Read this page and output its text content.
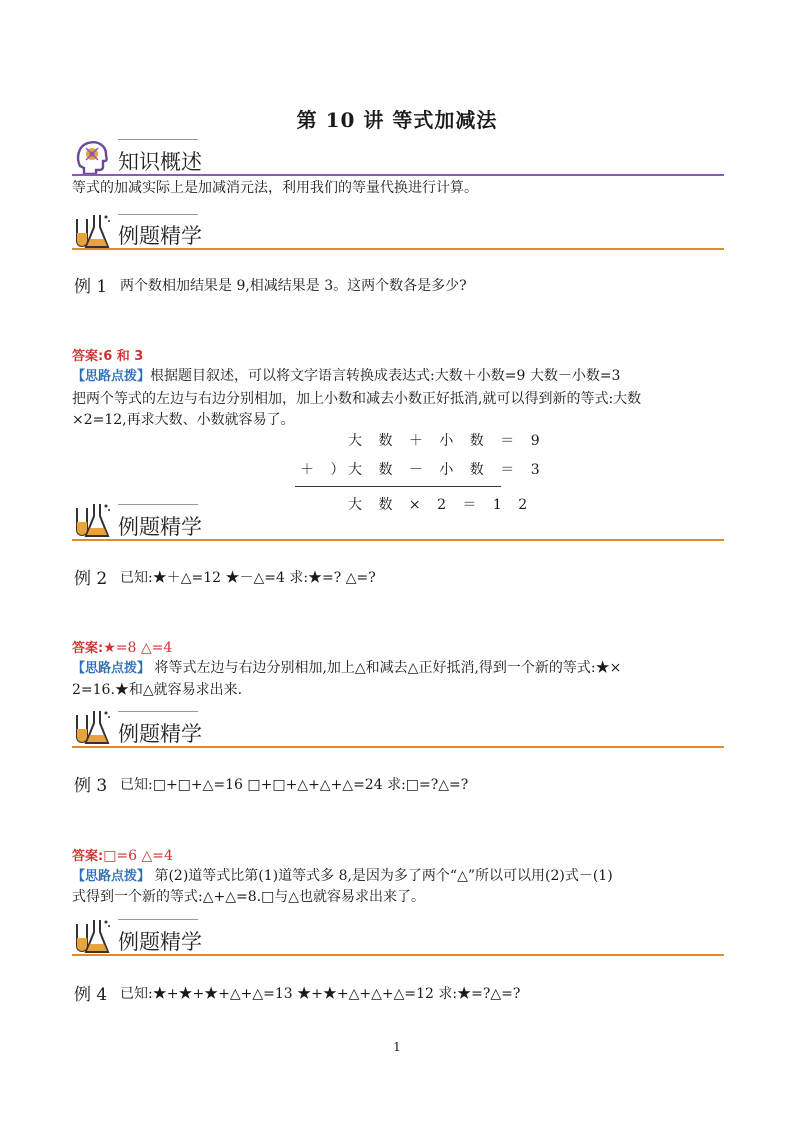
第 10 讲 等式加减法
知识概述
等式的加减实际上是加减消元法，利用我们的等量代换进行计算。
例题精学
例 1 两个数相加结果是 9,相减结果是 3。这两个数各是多少?
答案:6 和 3
【思路点拨】根据题目叙述，可以将文字语言转换成表达式:大数＋小数=9 大数－小数=3
把两个等式的左边与右边分别相加，加上小数和减去小数正好抵消,就可以得到新的等式:大数
×2=12,再求大数、小数就容易了。
大 数 ＋ 小 数 ＝ 9
＋ ）
大 数 － 小 数 ＝ 3
大 数 × 2 ＝ 1 2
例题精学
例 2 已知:★＋△=12 ★－△=4 求:★=? △=?
答案:★=8 △=4
【思路点拨】 将等式左边与右边分别相加,加上△和减去△正好抵消,得到一个新的等式:★×
2=16.★和△就容易求出来.
例题精学
例 3 已知:□+□+△=16 □+□+△+△+△=24 求:□=?△=?
答案:□=6 △=4
【思路点拨】 第(2)道等式比第(1)道等式多 8,是因为多了两个“△”所以可以用(2)式－(1)
式得到一个新的等式:△+△=8.□与△也就容易求出来了。
例题精学
例 4 已知:★+★+★+△+△=13 ★+★+△+△+△=12 求:★=?△=?
1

§ §

WRITTEN TASK: Take every line containing the word "思路点拨" and copy it.

EXERCISE OUTPUT:
【思路点拨】根据题目叙述，可以将文字语言转换成表达式:大数＋小数=9 大数－小数=3
【思路点拨】 将等式左边与右边分别相加,加上△和减去△正好抵消,得到一个新的等式:★×
【思路点拨】 第(2)道等式比第(1)道等式多 8,是因为多了两个“△”所以可以用(2)式－(1)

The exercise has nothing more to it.